◆ TASK PROMPT: Do any lines in the data below contain "title"? If so, copy every one of them.

________________________________________

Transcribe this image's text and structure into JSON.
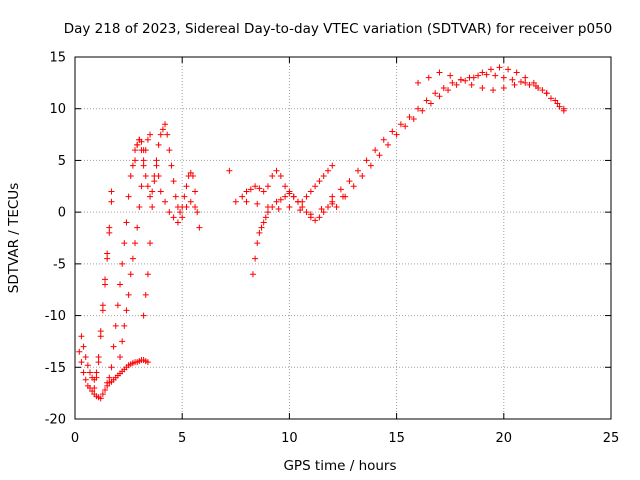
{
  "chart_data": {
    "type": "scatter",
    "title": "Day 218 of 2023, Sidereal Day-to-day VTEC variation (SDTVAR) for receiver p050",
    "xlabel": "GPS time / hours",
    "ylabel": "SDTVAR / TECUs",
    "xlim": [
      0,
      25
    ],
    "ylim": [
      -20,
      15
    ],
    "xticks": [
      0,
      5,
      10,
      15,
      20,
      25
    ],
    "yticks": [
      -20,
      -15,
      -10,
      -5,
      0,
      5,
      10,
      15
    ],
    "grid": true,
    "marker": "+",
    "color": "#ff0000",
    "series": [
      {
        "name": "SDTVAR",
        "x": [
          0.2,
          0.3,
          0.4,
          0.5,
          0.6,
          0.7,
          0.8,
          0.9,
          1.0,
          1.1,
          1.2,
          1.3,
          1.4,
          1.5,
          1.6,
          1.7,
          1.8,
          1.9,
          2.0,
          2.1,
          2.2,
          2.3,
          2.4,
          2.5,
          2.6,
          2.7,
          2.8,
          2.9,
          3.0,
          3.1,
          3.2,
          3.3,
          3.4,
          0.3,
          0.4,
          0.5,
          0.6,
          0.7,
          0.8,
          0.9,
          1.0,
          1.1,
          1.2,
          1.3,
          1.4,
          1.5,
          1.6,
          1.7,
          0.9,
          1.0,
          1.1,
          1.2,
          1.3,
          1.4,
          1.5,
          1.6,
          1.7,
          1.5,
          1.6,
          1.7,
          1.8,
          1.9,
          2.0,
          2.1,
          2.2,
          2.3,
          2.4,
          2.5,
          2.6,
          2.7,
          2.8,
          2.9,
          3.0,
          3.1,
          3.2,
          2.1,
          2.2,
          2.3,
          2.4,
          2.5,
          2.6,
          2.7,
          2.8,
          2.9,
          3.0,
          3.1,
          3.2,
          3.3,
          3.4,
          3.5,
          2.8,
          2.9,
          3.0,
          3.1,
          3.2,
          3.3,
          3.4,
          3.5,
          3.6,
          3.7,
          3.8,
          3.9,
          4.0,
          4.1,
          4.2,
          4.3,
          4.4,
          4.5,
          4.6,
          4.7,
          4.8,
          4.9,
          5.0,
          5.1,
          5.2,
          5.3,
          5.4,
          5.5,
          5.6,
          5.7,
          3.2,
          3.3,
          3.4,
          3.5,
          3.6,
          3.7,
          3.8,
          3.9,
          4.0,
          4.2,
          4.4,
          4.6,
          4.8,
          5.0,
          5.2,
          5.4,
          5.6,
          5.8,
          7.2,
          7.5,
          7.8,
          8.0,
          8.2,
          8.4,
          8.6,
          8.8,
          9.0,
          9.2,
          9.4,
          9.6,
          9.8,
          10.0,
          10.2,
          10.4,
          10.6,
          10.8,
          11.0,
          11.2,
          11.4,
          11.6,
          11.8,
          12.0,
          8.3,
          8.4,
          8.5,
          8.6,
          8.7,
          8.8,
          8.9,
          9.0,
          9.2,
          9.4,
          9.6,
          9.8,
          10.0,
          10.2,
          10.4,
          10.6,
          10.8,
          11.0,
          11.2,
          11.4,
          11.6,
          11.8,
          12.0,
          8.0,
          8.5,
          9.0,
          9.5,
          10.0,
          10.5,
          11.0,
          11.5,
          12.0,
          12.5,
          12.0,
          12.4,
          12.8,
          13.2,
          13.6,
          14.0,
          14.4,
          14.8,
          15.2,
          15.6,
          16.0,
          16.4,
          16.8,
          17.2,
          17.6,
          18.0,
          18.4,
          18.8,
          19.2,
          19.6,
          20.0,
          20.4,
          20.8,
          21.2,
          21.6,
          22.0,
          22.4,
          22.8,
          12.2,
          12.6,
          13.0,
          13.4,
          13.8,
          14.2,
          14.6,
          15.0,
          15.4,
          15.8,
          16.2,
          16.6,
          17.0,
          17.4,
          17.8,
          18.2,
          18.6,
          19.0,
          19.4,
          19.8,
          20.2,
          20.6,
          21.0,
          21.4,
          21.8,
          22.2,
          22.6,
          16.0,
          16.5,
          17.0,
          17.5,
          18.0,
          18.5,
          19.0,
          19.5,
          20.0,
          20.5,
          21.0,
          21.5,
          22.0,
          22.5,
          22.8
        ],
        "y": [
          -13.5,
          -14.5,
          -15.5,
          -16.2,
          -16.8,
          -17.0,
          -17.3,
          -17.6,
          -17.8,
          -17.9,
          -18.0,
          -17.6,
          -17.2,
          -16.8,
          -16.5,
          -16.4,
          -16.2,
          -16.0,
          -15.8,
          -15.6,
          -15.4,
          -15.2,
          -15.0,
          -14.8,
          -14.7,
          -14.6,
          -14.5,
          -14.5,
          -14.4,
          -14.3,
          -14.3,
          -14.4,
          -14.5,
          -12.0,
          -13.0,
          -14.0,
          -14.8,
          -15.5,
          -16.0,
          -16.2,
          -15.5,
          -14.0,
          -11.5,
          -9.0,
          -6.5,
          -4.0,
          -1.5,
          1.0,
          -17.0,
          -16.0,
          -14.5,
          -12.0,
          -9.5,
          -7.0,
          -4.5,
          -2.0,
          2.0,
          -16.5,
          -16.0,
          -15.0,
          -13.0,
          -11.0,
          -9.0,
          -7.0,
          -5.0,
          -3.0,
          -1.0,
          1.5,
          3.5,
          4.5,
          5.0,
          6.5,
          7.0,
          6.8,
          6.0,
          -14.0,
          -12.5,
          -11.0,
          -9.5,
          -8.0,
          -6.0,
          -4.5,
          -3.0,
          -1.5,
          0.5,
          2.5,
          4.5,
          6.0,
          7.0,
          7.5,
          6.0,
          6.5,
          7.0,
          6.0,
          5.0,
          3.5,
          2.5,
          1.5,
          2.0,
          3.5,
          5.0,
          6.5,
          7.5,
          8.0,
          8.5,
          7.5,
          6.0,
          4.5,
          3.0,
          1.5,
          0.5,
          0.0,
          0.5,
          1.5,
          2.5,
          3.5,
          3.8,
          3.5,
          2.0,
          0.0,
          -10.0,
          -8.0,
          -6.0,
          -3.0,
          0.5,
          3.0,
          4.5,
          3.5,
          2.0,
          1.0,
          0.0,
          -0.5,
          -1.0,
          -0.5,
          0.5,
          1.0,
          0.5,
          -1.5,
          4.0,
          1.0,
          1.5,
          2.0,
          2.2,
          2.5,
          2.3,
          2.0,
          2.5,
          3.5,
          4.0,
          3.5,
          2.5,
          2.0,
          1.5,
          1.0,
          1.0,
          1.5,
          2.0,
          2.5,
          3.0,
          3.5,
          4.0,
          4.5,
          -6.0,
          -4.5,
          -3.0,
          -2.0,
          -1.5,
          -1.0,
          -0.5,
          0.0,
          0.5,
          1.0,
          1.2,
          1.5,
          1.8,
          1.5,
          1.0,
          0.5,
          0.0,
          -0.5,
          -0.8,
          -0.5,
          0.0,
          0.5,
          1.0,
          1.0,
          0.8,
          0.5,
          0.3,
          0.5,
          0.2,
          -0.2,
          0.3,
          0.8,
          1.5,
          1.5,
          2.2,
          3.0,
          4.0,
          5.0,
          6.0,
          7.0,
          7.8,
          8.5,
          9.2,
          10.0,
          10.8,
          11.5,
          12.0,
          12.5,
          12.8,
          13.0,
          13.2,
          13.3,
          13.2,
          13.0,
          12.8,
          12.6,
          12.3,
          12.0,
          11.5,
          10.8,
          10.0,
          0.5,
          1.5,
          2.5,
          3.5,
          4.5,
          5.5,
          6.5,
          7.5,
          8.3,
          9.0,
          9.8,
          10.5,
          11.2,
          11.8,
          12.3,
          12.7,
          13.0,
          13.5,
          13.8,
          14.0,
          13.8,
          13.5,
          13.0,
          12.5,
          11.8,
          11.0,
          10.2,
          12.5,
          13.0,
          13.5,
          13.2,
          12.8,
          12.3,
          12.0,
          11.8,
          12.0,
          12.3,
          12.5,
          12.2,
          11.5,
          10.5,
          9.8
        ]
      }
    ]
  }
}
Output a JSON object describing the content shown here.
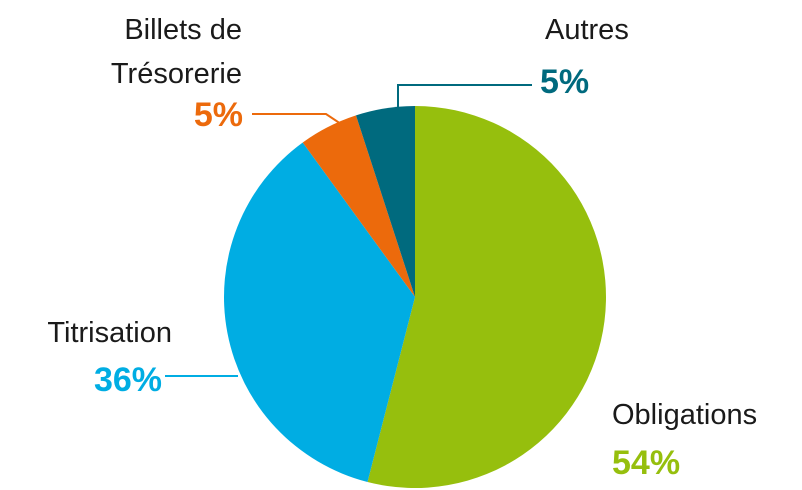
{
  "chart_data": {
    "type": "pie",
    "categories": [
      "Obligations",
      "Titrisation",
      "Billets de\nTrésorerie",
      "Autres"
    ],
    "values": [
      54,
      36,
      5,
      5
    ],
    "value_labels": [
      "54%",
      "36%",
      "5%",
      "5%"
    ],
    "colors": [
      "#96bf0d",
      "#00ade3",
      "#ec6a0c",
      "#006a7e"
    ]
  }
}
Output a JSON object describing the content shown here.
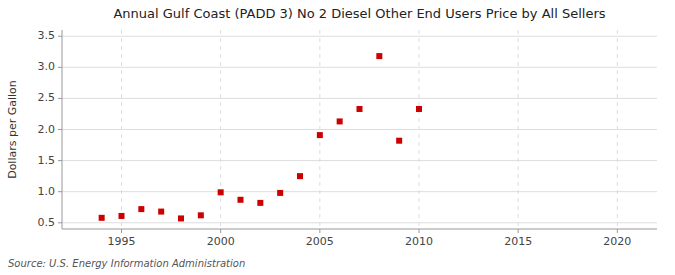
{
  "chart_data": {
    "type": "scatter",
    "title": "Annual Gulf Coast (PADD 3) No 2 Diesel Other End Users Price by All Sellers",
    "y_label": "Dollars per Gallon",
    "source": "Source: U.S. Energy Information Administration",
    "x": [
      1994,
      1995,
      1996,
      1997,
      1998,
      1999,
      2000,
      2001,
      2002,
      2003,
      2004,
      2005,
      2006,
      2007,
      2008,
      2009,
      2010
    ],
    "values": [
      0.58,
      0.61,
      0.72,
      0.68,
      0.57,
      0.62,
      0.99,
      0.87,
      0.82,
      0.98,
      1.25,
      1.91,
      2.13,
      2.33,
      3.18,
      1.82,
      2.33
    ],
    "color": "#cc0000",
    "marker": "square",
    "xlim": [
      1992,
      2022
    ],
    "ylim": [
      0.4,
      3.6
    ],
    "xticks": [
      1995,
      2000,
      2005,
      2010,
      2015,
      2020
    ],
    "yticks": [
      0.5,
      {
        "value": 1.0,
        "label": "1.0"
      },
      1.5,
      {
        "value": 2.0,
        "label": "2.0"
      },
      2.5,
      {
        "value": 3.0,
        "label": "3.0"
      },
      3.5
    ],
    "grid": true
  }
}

________________________________________

◆ FULL OUTPUT:
    "title": "Day 218 of 2023, Sidereal Day-to-day VTEC variation (SDTVAR) for receiver p050",
    "title": "Annual Gulf Coast (PADD 3) No 2 Diesel Other End Users Price by All Sellers",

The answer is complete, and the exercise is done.